Dataset items:
::::::
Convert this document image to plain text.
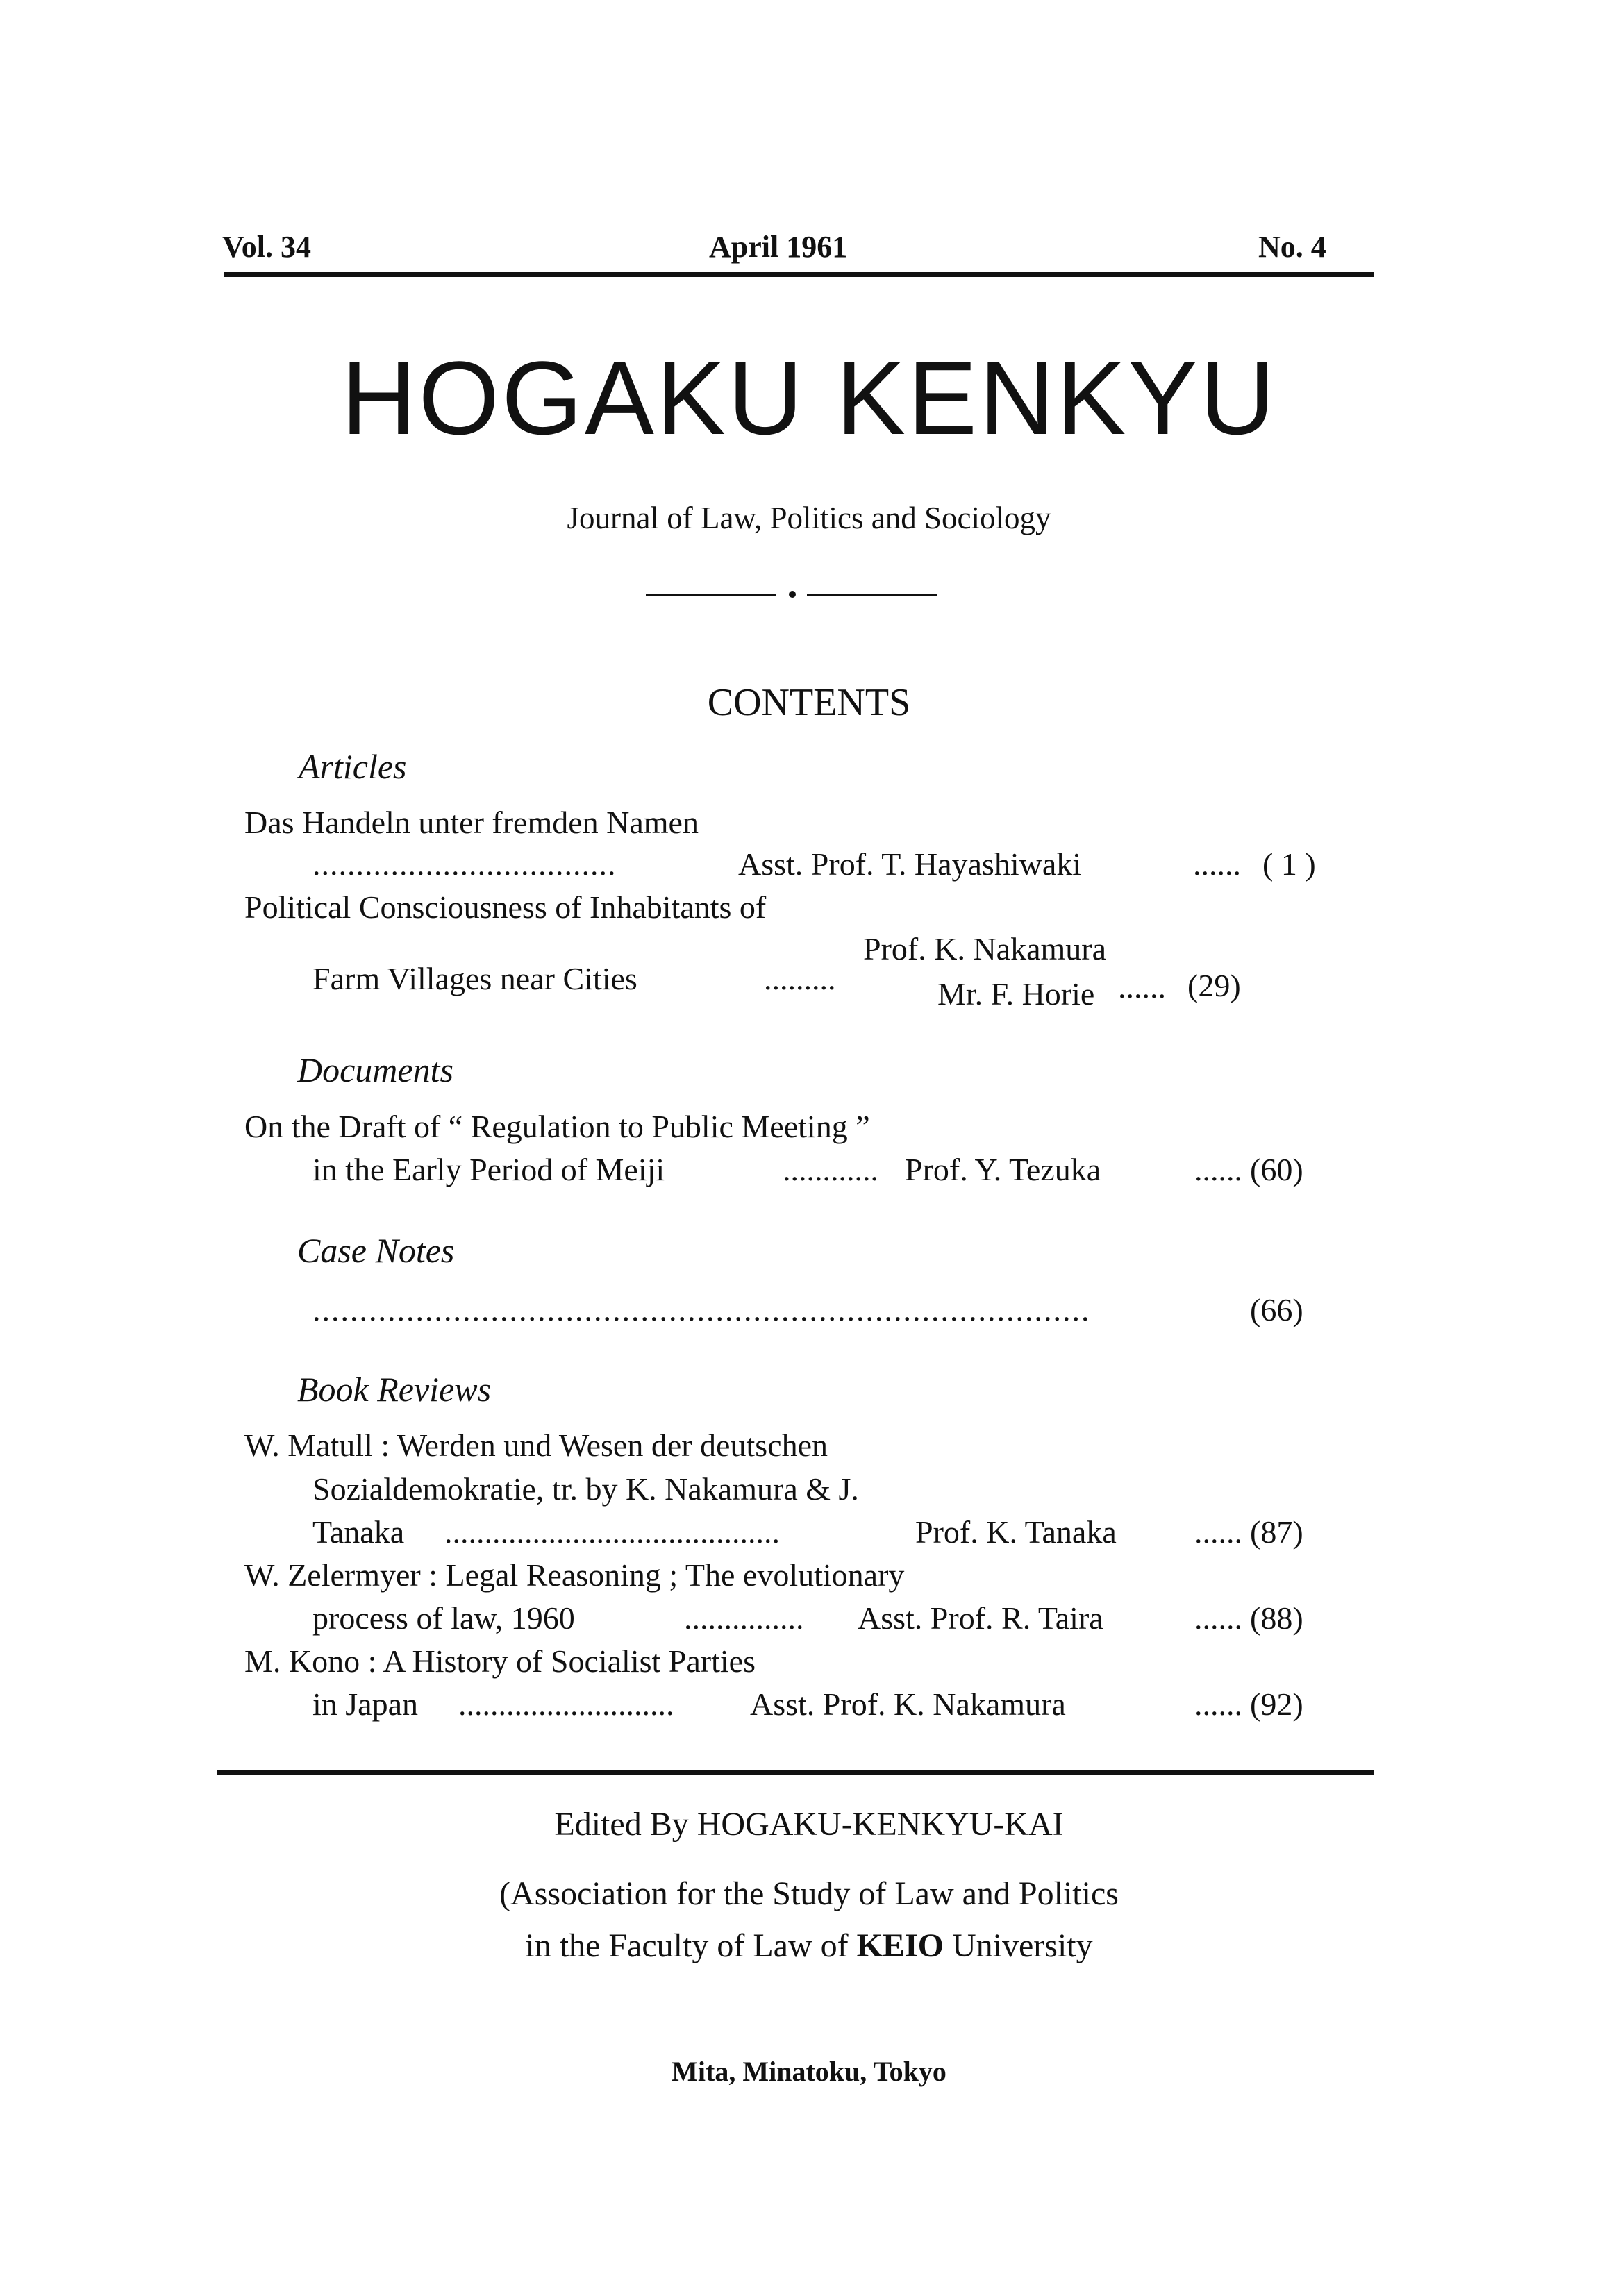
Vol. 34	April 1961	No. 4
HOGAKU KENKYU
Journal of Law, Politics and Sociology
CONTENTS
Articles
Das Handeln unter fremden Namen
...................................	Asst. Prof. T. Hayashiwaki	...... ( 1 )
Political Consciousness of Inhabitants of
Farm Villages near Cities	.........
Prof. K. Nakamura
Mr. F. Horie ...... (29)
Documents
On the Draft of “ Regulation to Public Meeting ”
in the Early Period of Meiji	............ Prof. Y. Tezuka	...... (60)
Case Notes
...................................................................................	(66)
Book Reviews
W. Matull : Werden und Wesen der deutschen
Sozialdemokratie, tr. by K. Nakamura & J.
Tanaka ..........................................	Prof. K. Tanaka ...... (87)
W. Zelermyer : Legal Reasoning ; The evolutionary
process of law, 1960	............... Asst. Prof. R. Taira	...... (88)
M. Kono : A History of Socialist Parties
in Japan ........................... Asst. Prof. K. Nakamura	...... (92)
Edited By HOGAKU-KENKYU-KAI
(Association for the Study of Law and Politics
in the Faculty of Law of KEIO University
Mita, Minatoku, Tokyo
::::::
What is needed:
Of the lines in this material, state how many hold the string "Asst". Write no other words.

Solved exercise:
3